-- START OF Exercise material --

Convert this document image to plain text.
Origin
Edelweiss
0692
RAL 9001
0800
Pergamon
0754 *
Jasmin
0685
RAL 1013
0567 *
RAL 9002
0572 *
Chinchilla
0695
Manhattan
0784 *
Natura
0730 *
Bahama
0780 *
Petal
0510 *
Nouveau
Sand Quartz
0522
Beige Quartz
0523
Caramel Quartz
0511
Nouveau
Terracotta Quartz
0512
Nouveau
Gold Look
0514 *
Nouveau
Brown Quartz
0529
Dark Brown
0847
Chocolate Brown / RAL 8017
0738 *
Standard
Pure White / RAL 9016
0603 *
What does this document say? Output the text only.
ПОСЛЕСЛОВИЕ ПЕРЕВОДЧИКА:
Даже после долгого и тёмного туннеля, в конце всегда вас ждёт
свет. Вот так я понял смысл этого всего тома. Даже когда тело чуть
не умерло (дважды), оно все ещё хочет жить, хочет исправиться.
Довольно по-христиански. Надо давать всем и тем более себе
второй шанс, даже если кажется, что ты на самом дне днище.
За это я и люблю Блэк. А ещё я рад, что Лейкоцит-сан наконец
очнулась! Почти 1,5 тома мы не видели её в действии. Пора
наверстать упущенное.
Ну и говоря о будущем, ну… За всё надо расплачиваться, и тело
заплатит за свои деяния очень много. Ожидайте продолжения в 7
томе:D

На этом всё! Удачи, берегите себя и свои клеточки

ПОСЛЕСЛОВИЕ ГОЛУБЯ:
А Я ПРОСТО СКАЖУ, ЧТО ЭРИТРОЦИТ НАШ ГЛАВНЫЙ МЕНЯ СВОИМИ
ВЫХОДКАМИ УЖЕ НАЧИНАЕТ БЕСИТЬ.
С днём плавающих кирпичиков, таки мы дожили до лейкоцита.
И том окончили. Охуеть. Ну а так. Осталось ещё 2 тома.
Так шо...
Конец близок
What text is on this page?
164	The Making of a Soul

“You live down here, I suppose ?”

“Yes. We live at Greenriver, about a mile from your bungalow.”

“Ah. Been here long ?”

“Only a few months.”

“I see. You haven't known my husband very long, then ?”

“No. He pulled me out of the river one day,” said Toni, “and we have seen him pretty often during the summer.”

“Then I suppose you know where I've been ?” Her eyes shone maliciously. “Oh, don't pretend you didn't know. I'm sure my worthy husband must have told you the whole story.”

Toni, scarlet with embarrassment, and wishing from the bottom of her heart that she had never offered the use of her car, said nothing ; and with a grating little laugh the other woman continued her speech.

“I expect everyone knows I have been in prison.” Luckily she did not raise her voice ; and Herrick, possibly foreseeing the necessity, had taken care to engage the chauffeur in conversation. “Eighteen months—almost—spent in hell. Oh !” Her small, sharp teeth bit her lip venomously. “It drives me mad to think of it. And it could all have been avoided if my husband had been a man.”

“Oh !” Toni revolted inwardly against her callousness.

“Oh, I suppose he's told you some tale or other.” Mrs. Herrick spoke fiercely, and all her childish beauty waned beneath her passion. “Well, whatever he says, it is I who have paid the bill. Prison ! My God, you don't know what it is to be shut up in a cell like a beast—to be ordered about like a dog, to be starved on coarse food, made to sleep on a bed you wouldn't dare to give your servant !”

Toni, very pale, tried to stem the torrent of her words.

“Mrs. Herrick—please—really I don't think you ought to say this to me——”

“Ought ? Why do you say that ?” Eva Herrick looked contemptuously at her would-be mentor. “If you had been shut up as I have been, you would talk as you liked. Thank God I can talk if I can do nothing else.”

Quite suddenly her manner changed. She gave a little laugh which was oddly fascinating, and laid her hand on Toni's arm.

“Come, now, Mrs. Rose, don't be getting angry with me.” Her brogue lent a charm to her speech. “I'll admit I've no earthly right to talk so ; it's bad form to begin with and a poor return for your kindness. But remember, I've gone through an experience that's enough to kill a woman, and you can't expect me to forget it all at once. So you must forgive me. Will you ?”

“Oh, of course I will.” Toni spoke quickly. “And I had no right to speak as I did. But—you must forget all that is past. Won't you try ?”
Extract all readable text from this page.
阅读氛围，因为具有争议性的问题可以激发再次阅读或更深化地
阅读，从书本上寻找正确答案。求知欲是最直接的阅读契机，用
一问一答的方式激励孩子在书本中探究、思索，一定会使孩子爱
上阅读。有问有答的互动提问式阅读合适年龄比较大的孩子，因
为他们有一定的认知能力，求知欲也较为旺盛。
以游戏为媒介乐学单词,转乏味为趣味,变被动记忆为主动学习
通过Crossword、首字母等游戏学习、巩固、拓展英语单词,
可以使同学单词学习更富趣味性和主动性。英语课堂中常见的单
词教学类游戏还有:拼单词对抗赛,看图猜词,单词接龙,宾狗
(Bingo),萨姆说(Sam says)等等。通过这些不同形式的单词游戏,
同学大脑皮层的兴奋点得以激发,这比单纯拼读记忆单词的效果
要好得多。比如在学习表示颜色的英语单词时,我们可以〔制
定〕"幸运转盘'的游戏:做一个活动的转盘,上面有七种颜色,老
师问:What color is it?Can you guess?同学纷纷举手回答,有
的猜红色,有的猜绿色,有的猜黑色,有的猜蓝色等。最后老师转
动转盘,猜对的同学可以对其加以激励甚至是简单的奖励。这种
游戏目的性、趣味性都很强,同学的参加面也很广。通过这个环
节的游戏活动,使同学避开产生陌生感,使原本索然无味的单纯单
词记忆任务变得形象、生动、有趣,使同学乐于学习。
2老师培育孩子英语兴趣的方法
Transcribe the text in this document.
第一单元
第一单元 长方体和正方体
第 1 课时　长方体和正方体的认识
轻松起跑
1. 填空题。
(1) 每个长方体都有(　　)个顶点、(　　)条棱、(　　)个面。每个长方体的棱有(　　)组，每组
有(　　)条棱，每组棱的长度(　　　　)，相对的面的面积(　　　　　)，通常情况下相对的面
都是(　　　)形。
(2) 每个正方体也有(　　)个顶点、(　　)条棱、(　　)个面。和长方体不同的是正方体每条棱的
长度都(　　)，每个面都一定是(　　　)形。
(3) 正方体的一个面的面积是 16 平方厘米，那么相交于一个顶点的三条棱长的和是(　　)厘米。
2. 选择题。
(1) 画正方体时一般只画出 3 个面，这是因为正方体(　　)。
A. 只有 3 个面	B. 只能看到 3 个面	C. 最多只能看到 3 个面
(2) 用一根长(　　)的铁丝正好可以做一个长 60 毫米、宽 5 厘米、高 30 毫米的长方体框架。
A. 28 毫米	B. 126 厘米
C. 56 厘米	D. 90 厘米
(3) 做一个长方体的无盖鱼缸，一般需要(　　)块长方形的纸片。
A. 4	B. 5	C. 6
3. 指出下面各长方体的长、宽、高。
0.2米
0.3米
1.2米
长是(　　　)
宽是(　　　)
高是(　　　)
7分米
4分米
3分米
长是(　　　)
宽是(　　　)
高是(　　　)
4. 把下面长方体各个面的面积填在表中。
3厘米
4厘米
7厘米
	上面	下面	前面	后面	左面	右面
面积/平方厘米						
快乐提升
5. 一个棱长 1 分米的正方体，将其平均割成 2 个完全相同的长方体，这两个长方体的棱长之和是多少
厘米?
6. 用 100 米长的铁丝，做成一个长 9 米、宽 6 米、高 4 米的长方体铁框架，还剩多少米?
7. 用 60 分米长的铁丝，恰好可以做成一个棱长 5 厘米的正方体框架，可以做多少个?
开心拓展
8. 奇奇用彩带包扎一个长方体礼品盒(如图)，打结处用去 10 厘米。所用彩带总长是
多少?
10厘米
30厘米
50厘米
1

-- END OF Exercise material --

- [Short exercise]:
Pull out each line containing the word "平方厘米" and copy it.

- [Solution for this task]:
(3) 正方体的一个面的面积是 16 平方厘米，那么相交于一个顶点的三条棱长的和是(　　)厘米。
面积/平方厘米						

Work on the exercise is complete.